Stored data
──────

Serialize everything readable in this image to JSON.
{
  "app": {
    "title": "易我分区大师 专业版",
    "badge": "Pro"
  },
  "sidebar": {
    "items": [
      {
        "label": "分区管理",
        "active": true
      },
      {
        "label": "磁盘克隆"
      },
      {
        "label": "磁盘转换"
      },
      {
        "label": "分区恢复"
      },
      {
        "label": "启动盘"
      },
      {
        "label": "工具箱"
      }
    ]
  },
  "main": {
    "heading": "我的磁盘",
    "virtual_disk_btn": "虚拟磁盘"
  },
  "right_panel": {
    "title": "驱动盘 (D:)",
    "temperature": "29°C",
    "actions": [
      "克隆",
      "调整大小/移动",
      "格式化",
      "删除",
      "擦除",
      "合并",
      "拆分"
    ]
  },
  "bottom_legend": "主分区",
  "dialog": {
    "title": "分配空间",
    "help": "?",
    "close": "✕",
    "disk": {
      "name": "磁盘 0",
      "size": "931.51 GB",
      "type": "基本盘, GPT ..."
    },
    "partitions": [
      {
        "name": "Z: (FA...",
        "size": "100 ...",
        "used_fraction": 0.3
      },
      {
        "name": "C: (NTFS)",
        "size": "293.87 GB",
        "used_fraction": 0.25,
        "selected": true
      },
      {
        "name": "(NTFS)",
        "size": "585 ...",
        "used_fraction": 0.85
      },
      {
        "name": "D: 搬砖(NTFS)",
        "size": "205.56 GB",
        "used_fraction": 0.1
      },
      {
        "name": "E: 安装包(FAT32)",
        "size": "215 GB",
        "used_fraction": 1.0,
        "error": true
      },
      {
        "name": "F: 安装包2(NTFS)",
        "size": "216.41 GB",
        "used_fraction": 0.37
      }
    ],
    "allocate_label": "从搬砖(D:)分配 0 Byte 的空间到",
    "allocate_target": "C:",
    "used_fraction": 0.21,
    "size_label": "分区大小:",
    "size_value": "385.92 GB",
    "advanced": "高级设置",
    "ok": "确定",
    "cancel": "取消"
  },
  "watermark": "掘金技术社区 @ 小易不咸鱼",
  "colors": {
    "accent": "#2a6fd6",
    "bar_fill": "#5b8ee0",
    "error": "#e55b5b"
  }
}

──────

Reproduce the listing shown above in its entirety, exactly.

Serialize everything readable in this image to JSON.
{
  "app": {
    "title": "易我分区大师 专业版",
    "badge": "Pro"
  },
  "sidebar": {
    "items": [
      {
        "label": "分区管理",
        "active": true
      },
      {
        "label": "磁盘克隆"
      },
      {
        "label": "磁盘转换"
      },
      {
        "label": "分区恢复"
      },
      {
        "label": "启动盘"
      },
      {
        "label": "工具箱"
      }
    ]
  },
  "main": {
    "heading": "我的磁盘",
    "virtual_disk_btn": "虚拟磁盘"
  },
  "right_panel": {
    "title": "驱动盘 (D:)",
    "temperature": "29°C",
    "actions": [
      "克隆",
      "调整大小/移动",
      "格式化",
      "删除",
      "擦除",
      "合并",
      "拆分"
    ]
  },
  "bottom_legend": "主分区",
  "dialog": {
    "title": "分配空间",
    "help": "?",
    "close": "✕",
    "disk": {
      "name": "磁盘 0",
      "size": "931.51 GB",
      "type": "基本盘, GPT ..."
    },
    "partitions": [
      {
        "name": "Z: (FA...",
        "size": "100 ...",
        "used_fraction": 0.3
      },
      {
        "name": "C: (NTFS)",
        "size": "293.87 GB",
        "used_fraction": 0.25,
        "selected": true
      },
      {
        "name": "(NTFS)",
        "size": "585 ...",
        "used_fraction": 0.85
      },
      {
        "name": "D: 搬砖(NTFS)",
        "size": "205.56 GB",
        "used_fraction": 0.1
      },
      {
        "name": "E: 安装包(FAT32)",
        "size": "215 GB",
        "used_fraction": 1.0,
        "error": true
      },
      {
        "name": "F: 安装包2(NTFS)",
        "size": "216.41 GB",
        "used_fraction": 0.37
      }
    ],
    "allocate_label": "从搬砖(D:)分配 0 Byte 的空间到",
    "allocate_target": "C:",
    "used_fraction": 0.21,
    "size_label": "分区大小:",
    "size_value": "385.92 GB",
    "advanced": "高级设置",
    "ok": "确定",
    "cancel": "取消"
  },
  "watermark": "掘金技术社区 @ 小易不咸鱼",
  "colors": {
    "accent": "#2a6fd6",
    "bar_fill": "#5b8ee0",
    "error": "#e55b5b"
  }
}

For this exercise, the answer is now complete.